▶ [Set exercise]: Images embedded in the records are excluded; print everything else exactly as given.

-- Begin Material for this task --

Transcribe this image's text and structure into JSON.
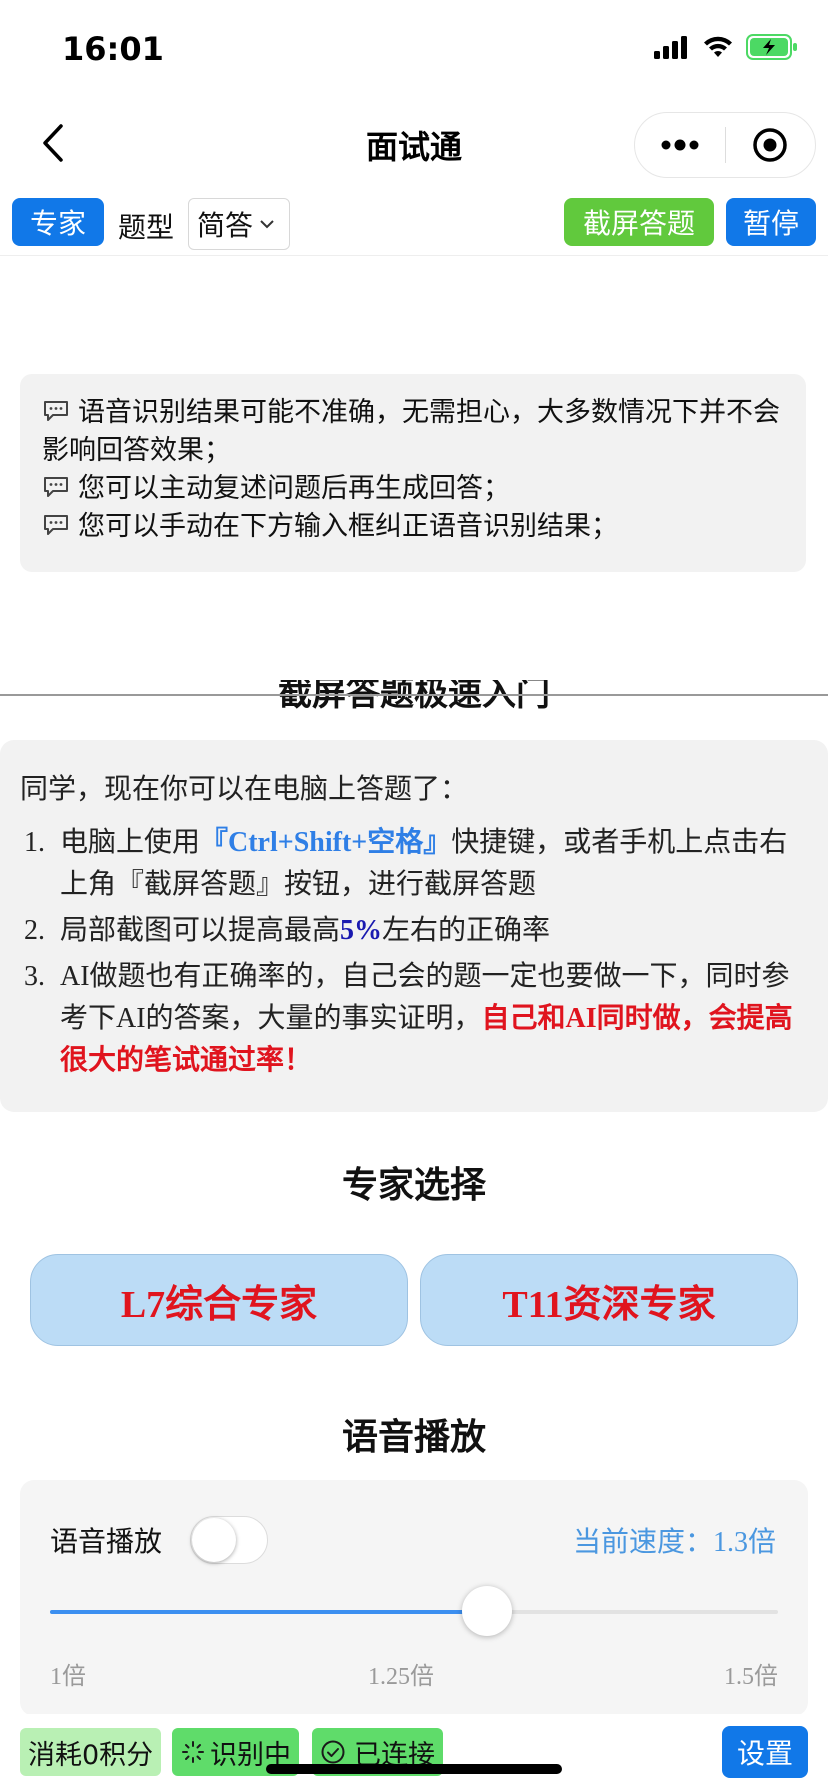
{
  "status_bar": {
    "time": "16:01",
    "battery_color": "#4cd964"
  },
  "nav": {
    "title": "面试通",
    "back_icon": "chevron-left-icon",
    "more_icon": "more-dots-icon",
    "record_icon": "target-circle-icon"
  },
  "toolbar": {
    "expert_label": "专家",
    "type_label": "题型",
    "type_value": "简答",
    "screenshot_label": "截屏答题",
    "pause_label": "暂停"
  },
  "tips": [
    "语音识别结果可能不准确，无需担心，大多数情况下并不会影响回答效果；",
    "您可以主动复述问题后再生成回答；",
    "您可以手动在下方输入框纠正语音识别结果；"
  ],
  "cut_heading": "截屏答题极速入门",
  "guide": {
    "intro": "同学，现在你可以在电脑上答题了：",
    "items": [
      {
        "num": "1.",
        "pre": "电脑上使用",
        "kw": "『Ctrl+Shift+空格』",
        "post": "快捷键，或者手机上点击右上角『截屏答题』按钮，进行截屏答题"
      },
      {
        "num": "2.",
        "pre": "局部截图可以提高最高",
        "kw": "5%",
        "post": "左右的正确率"
      },
      {
        "num": "3.",
        "pre": "AI做题也有正确率的，自己会的题一定也要做一下，同时参考下AI的答案，大量的事实证明，",
        "kw": "自己和AI同时做，会提高很大的笔试通过率！",
        "post": ""
      }
    ]
  },
  "expert_section": {
    "title": "专家选择",
    "options": [
      "L7综合专家",
      "T11资深专家"
    ]
  },
  "voice_section": {
    "title": "语音播放",
    "toggle_label": "语音播放",
    "toggle_on": false,
    "speed_text": "当前速度：1.3倍",
    "slider_min": 1,
    "slider_max": 1.5,
    "slider_value": 1.3,
    "ticks": [
      "1倍",
      "1.25倍",
      "1.5倍"
    ]
  },
  "bottom": {
    "points": "消耗0积分",
    "recognizing": "识别中",
    "connected": "已连接",
    "settings": "设置"
  }
}
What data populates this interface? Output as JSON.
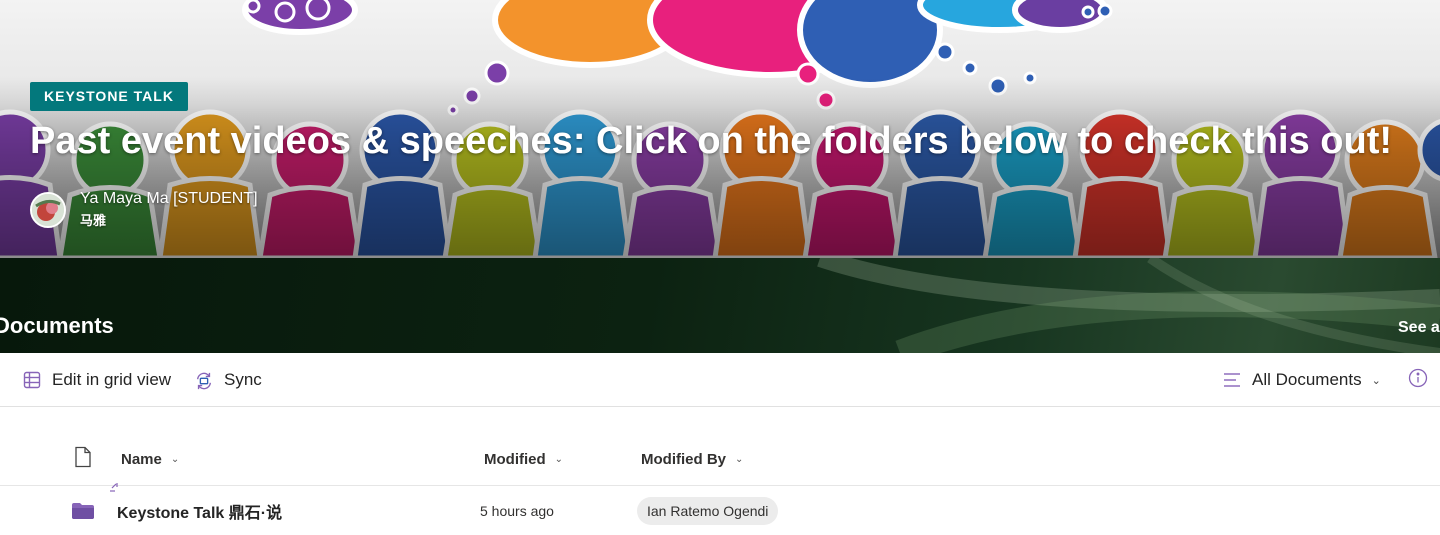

-- End Material for this task --

▶ [Reply to the exercise]:
Transcribe this image's text and structure into JSON.
{
  "status_bar": {
    "time": "16:01",
    "battery_color": "#4cd964"
  },
  "nav": {
    "title": "面试通",
    "back_icon": "chevron-left-icon",
    "more_icon": "more-dots-icon",
    "record_icon": "target-circle-icon"
  },
  "toolbar": {
    "expert_label": "专家",
    "type_label": "题型",
    "type_value": "简答",
    "screenshot_label": "截屏答题",
    "pause_label": "暂停"
  },
  "tips": [
    "语音识别结果可能不准确，无需担心，大多数情况下并不会影响回答效果；",
    "您可以主动复述问题后再生成回答；",
    "您可以手动在下方输入框纠正语音识别结果；"
  ],
  "cut_heading": "截屏答题极速入门",
  "guide": {
    "intro": "同学，现在你可以在电脑上答题了：",
    "items": [
      {
        "num": "1.",
        "pre": "电脑上使用",
        "kw": "『Ctrl+Shift+空格』",
        "post": "快捷键，或者手机上点击右上角『截屏答题』按钮，进行截屏答题"
      },
      {
        "num": "2.",
        "pre": "局部截图可以提高最高",
        "kw": "5%",
        "post": "左右的正确率"
      },
      {
        "num": "3.",
        "pre": "AI做题也有正确率的，自己会的题一定也要做一下，同时参考下AI的答案，大量的事实证明，",
        "kw": "自己和AI同时做，会提高很大的笔试通过率！",
        "post": ""
      }
    ]
  },
  "expert_section": {
    "title": "专家选择",
    "options": [
      "L7综合专家",
      "T11资深专家"
    ]
  },
  "voice_section": {
    "title": "语音播放",
    "toggle_label": "语音播放",
    "toggle_on": false,
    "speed_text": "当前速度：1.3倍",
    "slider_min": 1,
    "slider_max": 1.5,
    "slider_value": 1.3,
    "ticks": [
      "1倍",
      "1.25倍",
      "1.5倍"
    ]
  },
  "bottom": {
    "points": "消耗0积分",
    "recognizing": "识别中",
    "connected": "已连接",
    "settings": "设置"
  }
}
What data populates this interface? Output as JSON.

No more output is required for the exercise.